** BEGIN **
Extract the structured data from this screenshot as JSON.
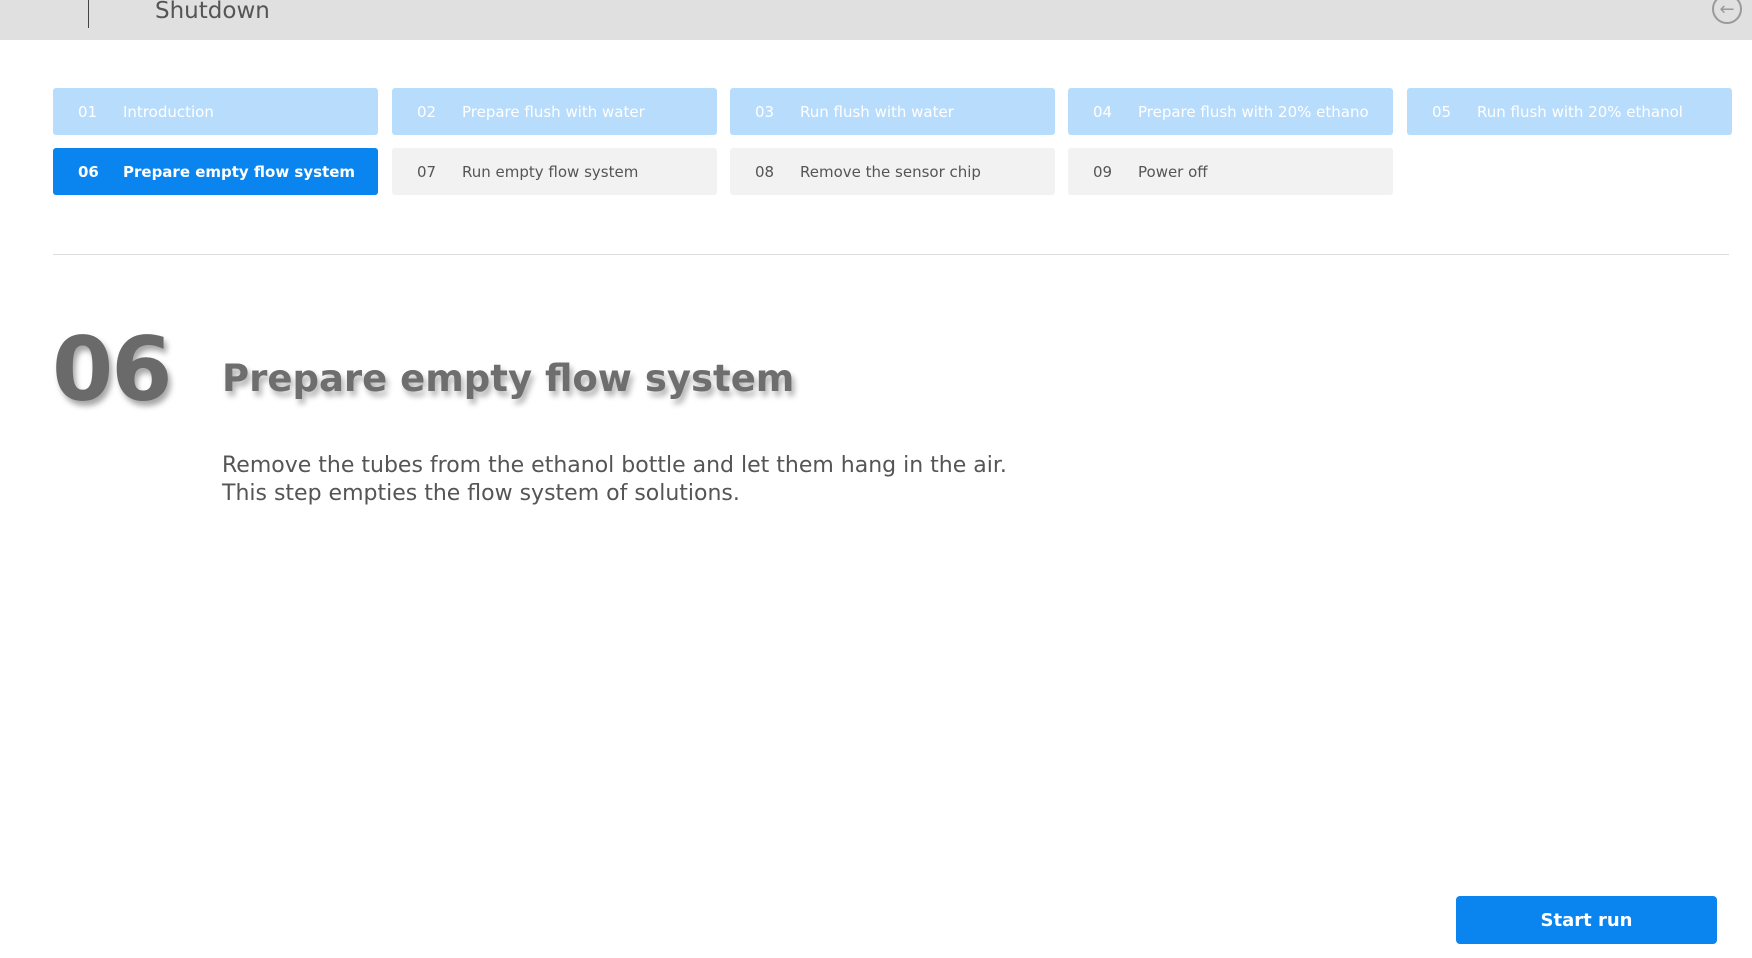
{
  "header": {
    "title": "Shutdown",
    "back_icon": "back-arrow-icon"
  },
  "steps": [
    {
      "num": "01",
      "label": "Introduction",
      "state": "done"
    },
    {
      "num": "02",
      "label": "Prepare flush with water",
      "state": "done"
    },
    {
      "num": "03",
      "label": "Run flush with water",
      "state": "done"
    },
    {
      "num": "04",
      "label": "Prepare flush with 20% ethano",
      "state": "done"
    },
    {
      "num": "05",
      "label": "Run flush with 20% ethanol",
      "state": "done"
    },
    {
      "num": "06",
      "label": "Prepare empty flow system",
      "state": "active"
    },
    {
      "num": "07",
      "label": "Run empty flow system",
      "state": "todo"
    },
    {
      "num": "08",
      "label": "Remove the sensor chip",
      "state": "todo"
    },
    {
      "num": "09",
      "label": "Power off",
      "state": "todo"
    }
  ],
  "current": {
    "number": "06",
    "title": "Prepare empty flow system",
    "description_line1": "Remove the tubes from the ethanol bottle and let them hang in the air.",
    "description_line2": "This step empties the flow system of solutions."
  },
  "actions": {
    "start_run": "Start run"
  },
  "colors": {
    "accent": "#0a84ee",
    "done": "#b8dcfb",
    "todo": "#f2f2f2"
  }
}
** END **
→ Short task
Write out the material above again, word for word, minus its pictures.

→ Worked solution
Extract the structured data from this screenshot as JSON.
{
  "header": {
    "title": "Shutdown",
    "back_icon": "back-arrow-icon"
  },
  "steps": [
    {
      "num": "01",
      "label": "Introduction",
      "state": "done"
    },
    {
      "num": "02",
      "label": "Prepare flush with water",
      "state": "done"
    },
    {
      "num": "03",
      "label": "Run flush with water",
      "state": "done"
    },
    {
      "num": "04",
      "label": "Prepare flush with 20% ethano",
      "state": "done"
    },
    {
      "num": "05",
      "label": "Run flush with 20% ethanol",
      "state": "done"
    },
    {
      "num": "06",
      "label": "Prepare empty flow system",
      "state": "active"
    },
    {
      "num": "07",
      "label": "Run empty flow system",
      "state": "todo"
    },
    {
      "num": "08",
      "label": "Remove the sensor chip",
      "state": "todo"
    },
    {
      "num": "09",
      "label": "Power off",
      "state": "todo"
    }
  ],
  "current": {
    "number": "06",
    "title": "Prepare empty flow system",
    "description_line1": "Remove the tubes from the ethanol bottle and let them hang in the air.",
    "description_line2": "This step empties the flow system of solutions."
  },
  "actions": {
    "start_run": "Start run"
  },
  "colors": {
    "accent": "#0a84ee",
    "done": "#b8dcfb",
    "todo": "#f2f2f2"
  }
}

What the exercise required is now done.